- Input for this task
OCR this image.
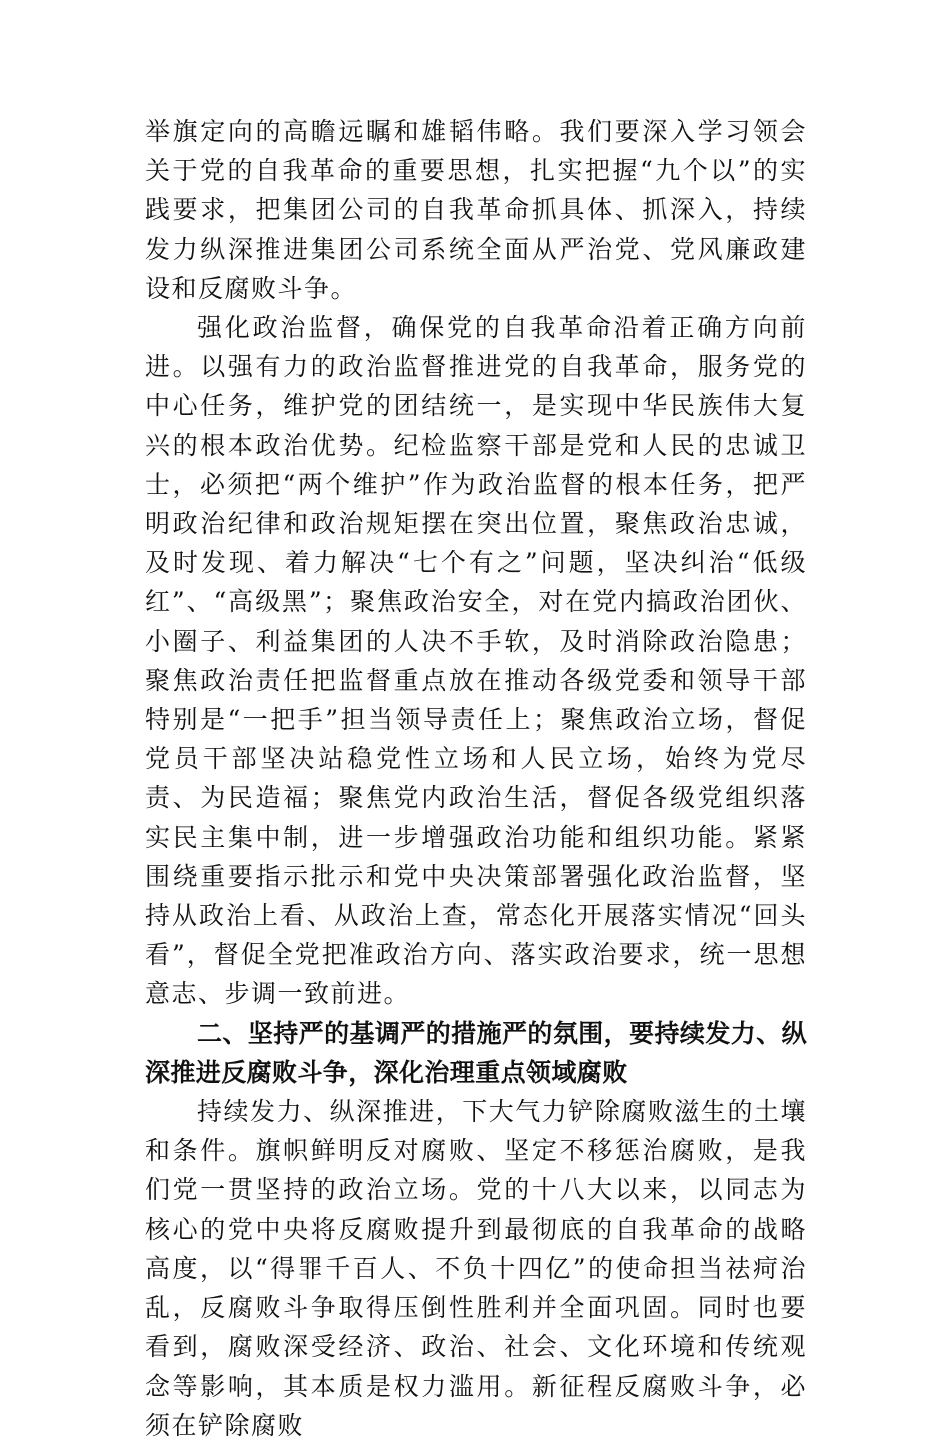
举旗定向的高瞻远瞩和雄韬伟略。我们要深入学习领会关于党的自我革命的重要思想，扎实把握“九个以”的实践要求，把集团公司的自我革命抓具体、抓深入，持续发力纵深推进集团公司系统全面从严治党、党风廉政建设和反腐败斗争。

强化政治监督，确保党的自我革命沿着正确方向前进。以强有力的政治监督推进党的自我革命，服务党的中心任务，维护党的团结统一，是实现中华民族伟大复兴的根本政治优势。纪检监察干部是党和人民的忠诚卫士，必须把“两个维护”作为政治监督的根本任务，把严明政治纪律和政治规矩摆在突出位置，聚焦政治忠诚，及时发现、着力解决“七个有之”问题，坚决纠治“低级红”、“高级黑”；聚焦政治安全，对在党内搞政治团伙、小圈子、利益集团的人决不手软，及时消除政治隐患；聚焦政治责任把监督重点放在推动各级党委和领导干部特别是“一把手”担当领导责任上；聚焦政治立场，督促党员干部坚决站稳党性立场和人民立场，始终为党尽责、为民造福；聚焦党内政治生活，督促各级党组织落实民主集中制，进一步增强政治功能和组织功能。紧紧围绕重要指示批示和党中央决策部署强化政治监督，坚持从政治上看、从政治上查，常态化开展落实情况“回头看”，督促全党把准政治方向、落实政治要求，统一思想意志、步调一致前进。

二、坚持严的基调严的措施严的氛围，要持续发力、纵深推进反腐败斗争，深化治理重点领域腐败

持续发力、纵深推进，下大气力铲除腐败滋生的土壤和条件。旗帜鲜明反对腐败、坚定不移惩治腐败，是我们党一贯坚持的政治立场。党的十八大以来，以同志为核心的党中央将反腐败提升到最彻底的自我革命的战略高度，以“得罪千百人、不负十四亿”的使命担当祛疴治乱，反腐败斗争取得压倒性胜利并全面巩固。同时也要看到，腐败深受经济、政治、社会、文化环境和传统观念等影响，其本质是权力滥用。新征程反腐败斗争，必须在铲除腐败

- To be done
Transcribe each entry above exactly, apart from the pictures.

- Solution for this problem
OCR this image.
举旗定向的高瞻远瞩和雄韬伟略。我们要深入学习领会关于党的自我革命的重要思想，扎实把握“九个以”的实践要求，把集团公司的自我革命抓具体、抓深入，持续发力纵深推进集团公司系统全面从严治党、党风廉政建设和反腐败斗争。

强化政治监督，确保党的自我革命沿着正确方向前进。以强有力的政治监督推进党的自我革命，服务党的中心任务，维护党的团结统一，是实现中华民族伟大复兴的根本政治优势。纪检监察干部是党和人民的忠诚卫士，必须把“两个维护”作为政治监督的根本任务，把严明政治纪律和政治规矩摆在突出位置，聚焦政治忠诚，及时发现、着力解决“七个有之”问题，坚决纠治“低级红”、“高级黑”；聚焦政治安全，对在党内搞政治团伙、小圈子、利益集团的人决不手软，及时消除政治隐患；聚焦政治责任把监督重点放在推动各级党委和领导干部特别是“一把手”担当领导责任上；聚焦政治立场，督促党员干部坚决站稳党性立场和人民立场，始终为党尽责、为民造福；聚焦党内政治生活，督促各级党组织落实民主集中制，进一步增强政治功能和组织功能。紧紧围绕重要指示批示和党中央决策部署强化政治监督，坚持从政治上看、从政治上查，常态化开展落实情况“回头看”，督促全党把准政治方向、落实政治要求，统一思想意志、步调一致前进。

二、坚持严的基调严的措施严的氛围，要持续发力、纵深推进反腐败斗争，深化治理重点领域腐败

持续发力、纵深推进，下大气力铲除腐败滋生的土壤和条件。旗帜鲜明反对腐败、坚定不移惩治腐败，是我们党一贯坚持的政治立场。党的十八大以来，以同志为核心的党中央将反腐败提升到最彻底的自我革命的战略高度，以“得罪千百人、不负十四亿”的使命担当祛疴治乱，反腐败斗争取得压倒性胜利并全面巩固。同时也要看到，腐败深受经济、政治、社会、文化环境和传统观念等影响，其本质是权力滥用。新征程反腐败斗争，必须在铲除腐败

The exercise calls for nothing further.